> _Instructions for the task_
Copy every line that holds "economic".

> _Extracted information_
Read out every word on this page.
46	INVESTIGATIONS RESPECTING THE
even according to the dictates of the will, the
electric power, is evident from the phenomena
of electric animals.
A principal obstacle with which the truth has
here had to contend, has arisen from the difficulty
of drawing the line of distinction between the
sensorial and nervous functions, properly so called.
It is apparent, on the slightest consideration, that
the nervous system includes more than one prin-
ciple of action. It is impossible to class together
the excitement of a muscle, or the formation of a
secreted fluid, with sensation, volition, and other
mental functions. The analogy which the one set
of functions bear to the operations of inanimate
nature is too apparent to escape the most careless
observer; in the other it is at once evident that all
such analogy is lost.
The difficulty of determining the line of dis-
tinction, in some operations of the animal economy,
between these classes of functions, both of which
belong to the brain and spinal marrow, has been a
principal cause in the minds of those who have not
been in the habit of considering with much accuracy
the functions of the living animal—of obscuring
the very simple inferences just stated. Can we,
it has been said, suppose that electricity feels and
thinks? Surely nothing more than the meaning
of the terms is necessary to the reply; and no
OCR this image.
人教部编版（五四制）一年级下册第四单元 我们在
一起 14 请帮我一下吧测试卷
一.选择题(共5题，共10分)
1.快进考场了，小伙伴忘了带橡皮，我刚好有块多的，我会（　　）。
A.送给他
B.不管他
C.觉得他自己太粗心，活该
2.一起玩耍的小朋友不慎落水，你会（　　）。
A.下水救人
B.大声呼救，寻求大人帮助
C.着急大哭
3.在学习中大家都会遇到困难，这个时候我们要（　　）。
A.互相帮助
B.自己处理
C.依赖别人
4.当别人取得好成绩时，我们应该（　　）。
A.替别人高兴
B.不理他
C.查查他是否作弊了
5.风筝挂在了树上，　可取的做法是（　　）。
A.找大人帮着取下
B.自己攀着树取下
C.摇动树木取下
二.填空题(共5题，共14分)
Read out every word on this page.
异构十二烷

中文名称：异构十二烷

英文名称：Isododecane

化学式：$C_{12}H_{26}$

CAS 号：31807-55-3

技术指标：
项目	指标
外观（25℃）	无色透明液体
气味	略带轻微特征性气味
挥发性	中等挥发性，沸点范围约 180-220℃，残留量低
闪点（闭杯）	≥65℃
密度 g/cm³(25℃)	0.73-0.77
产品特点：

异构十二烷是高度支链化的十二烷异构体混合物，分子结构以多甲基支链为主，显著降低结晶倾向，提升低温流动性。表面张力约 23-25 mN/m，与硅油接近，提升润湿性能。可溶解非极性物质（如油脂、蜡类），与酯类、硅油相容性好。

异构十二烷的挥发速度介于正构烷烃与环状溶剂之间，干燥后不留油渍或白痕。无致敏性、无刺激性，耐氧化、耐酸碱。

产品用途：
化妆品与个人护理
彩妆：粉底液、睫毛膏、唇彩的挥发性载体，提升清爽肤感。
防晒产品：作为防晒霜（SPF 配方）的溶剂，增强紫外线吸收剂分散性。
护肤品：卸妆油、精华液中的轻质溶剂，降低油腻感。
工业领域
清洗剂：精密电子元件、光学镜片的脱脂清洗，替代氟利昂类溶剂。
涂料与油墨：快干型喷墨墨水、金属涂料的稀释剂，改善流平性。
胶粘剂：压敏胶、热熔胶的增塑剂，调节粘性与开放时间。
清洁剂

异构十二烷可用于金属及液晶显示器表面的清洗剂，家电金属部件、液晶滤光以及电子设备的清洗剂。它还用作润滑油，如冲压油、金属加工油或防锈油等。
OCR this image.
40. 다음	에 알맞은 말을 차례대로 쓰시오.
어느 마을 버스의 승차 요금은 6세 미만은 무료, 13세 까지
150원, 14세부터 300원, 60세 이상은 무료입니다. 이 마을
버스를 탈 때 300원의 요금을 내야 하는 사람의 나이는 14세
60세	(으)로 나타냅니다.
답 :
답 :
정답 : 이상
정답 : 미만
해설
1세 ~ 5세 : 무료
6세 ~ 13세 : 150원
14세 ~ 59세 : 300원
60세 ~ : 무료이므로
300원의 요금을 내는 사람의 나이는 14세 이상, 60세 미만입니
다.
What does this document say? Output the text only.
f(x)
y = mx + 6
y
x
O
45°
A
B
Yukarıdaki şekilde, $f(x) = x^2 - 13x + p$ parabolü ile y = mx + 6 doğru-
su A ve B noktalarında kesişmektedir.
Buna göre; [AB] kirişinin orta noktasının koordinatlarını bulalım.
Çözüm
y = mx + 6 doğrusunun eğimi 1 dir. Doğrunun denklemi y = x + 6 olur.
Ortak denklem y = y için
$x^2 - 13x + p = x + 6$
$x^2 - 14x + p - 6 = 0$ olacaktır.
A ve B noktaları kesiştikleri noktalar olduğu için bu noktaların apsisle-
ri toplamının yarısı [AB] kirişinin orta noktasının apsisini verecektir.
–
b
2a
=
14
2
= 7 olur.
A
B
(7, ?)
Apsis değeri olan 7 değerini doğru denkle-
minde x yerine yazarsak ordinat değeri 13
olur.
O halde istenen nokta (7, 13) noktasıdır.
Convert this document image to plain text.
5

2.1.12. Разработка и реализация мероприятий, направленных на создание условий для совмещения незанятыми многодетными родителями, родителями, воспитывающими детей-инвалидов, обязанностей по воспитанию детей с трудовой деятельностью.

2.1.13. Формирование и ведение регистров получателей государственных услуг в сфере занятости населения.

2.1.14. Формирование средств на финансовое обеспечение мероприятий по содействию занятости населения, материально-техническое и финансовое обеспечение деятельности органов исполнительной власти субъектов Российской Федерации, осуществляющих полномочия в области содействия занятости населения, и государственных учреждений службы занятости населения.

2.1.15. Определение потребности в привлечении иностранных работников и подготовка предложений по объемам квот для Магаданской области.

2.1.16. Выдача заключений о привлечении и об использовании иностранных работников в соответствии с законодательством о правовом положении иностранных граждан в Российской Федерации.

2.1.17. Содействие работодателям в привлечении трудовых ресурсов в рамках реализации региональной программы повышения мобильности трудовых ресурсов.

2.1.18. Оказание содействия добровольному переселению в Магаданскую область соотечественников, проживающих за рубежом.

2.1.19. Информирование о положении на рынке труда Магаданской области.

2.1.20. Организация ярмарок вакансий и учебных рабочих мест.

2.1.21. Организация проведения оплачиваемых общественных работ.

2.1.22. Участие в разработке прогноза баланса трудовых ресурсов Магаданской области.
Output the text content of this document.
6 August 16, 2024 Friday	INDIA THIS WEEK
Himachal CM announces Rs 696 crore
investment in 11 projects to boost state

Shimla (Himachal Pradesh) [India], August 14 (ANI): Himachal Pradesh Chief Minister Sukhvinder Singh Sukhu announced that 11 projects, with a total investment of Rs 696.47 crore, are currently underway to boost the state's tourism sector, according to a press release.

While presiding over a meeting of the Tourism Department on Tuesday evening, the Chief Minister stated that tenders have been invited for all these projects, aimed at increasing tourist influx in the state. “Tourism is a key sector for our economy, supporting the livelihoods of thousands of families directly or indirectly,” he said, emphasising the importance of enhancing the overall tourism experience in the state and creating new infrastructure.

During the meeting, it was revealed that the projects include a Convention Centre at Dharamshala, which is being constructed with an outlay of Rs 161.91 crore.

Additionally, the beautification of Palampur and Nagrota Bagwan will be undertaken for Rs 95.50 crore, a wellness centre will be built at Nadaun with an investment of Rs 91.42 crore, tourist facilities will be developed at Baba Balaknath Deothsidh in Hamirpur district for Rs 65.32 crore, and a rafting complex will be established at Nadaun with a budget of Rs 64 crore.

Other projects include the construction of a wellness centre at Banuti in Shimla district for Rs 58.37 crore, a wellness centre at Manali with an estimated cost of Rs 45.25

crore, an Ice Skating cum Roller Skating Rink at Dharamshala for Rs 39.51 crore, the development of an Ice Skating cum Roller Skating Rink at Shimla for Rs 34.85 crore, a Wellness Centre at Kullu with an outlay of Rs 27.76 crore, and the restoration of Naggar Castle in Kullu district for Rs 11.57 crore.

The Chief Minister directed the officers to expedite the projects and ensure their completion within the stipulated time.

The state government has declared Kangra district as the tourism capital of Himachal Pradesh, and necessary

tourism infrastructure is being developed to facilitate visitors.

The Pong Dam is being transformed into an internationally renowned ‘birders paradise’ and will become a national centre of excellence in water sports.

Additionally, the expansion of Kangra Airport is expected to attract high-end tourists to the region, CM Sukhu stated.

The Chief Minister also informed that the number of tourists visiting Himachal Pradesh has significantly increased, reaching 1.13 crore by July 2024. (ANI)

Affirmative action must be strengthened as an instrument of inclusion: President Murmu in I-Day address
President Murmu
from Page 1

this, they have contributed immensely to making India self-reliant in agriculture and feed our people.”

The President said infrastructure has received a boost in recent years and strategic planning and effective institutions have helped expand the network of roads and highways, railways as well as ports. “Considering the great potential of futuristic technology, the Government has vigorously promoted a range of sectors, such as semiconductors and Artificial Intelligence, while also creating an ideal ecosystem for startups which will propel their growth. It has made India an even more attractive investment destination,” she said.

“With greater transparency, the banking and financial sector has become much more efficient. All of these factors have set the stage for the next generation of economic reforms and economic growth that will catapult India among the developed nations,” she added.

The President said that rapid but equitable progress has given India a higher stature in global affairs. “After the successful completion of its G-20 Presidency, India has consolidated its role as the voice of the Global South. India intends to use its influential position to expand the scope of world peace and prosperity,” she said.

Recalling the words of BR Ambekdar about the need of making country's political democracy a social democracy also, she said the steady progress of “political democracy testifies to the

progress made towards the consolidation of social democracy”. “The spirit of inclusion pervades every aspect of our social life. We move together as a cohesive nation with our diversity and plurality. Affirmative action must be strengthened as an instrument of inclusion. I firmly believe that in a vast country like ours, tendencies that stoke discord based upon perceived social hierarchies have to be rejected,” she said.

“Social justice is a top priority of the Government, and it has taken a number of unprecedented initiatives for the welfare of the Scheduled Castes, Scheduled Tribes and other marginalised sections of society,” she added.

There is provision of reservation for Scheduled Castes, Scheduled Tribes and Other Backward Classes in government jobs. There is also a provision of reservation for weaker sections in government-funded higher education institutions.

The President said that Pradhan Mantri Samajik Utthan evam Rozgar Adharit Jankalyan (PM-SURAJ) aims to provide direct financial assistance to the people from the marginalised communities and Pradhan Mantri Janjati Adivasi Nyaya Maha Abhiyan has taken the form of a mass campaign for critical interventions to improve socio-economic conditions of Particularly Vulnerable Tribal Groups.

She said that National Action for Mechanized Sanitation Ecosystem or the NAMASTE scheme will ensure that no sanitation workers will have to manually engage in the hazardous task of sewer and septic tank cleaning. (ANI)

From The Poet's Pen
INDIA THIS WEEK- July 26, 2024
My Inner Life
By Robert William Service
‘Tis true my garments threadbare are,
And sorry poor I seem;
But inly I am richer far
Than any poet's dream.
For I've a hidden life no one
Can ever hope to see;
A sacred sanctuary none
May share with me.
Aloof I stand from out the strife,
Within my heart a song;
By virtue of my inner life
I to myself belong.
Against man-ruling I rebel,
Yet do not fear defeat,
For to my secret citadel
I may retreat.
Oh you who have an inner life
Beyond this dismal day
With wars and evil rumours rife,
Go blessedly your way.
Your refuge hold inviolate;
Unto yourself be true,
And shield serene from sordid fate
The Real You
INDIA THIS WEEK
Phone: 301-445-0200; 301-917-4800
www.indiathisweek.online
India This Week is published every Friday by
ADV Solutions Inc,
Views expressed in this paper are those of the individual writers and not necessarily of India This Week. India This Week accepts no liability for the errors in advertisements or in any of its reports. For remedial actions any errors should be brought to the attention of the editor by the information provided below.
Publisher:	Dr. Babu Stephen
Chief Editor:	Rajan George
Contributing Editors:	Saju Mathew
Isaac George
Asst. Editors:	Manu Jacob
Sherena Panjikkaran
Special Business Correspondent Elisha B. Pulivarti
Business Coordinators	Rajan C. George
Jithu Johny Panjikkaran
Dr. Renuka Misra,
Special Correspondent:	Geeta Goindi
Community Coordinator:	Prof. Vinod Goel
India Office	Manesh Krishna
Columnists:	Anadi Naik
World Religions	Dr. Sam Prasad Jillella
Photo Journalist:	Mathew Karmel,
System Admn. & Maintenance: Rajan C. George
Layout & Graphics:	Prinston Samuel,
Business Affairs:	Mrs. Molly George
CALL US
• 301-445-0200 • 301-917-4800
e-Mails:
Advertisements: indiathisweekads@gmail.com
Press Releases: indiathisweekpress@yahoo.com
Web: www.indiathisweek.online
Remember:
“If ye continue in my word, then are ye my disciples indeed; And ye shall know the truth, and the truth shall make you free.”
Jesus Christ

> _Complete output_
“With greater transparency, the banking and financial sector has become much more efficient. All of these factors have set the stage for the next generation of economic reforms and economic growth that will catapult India among the developed nations,” she added.
The President said that Pradhan Mantri Samajik Utthan evam Rozgar Adharit Jankalyan (PM-SURAJ) aims to provide direct financial assistance to the people from the marginalised communities and Pradhan Mantri Janjati Adivasi Nyaya Maha Abhiyan has taken the form of a mass campaign for critical interventions to improve socio-economic conditions of Particularly Vulnerable Tribal Groups.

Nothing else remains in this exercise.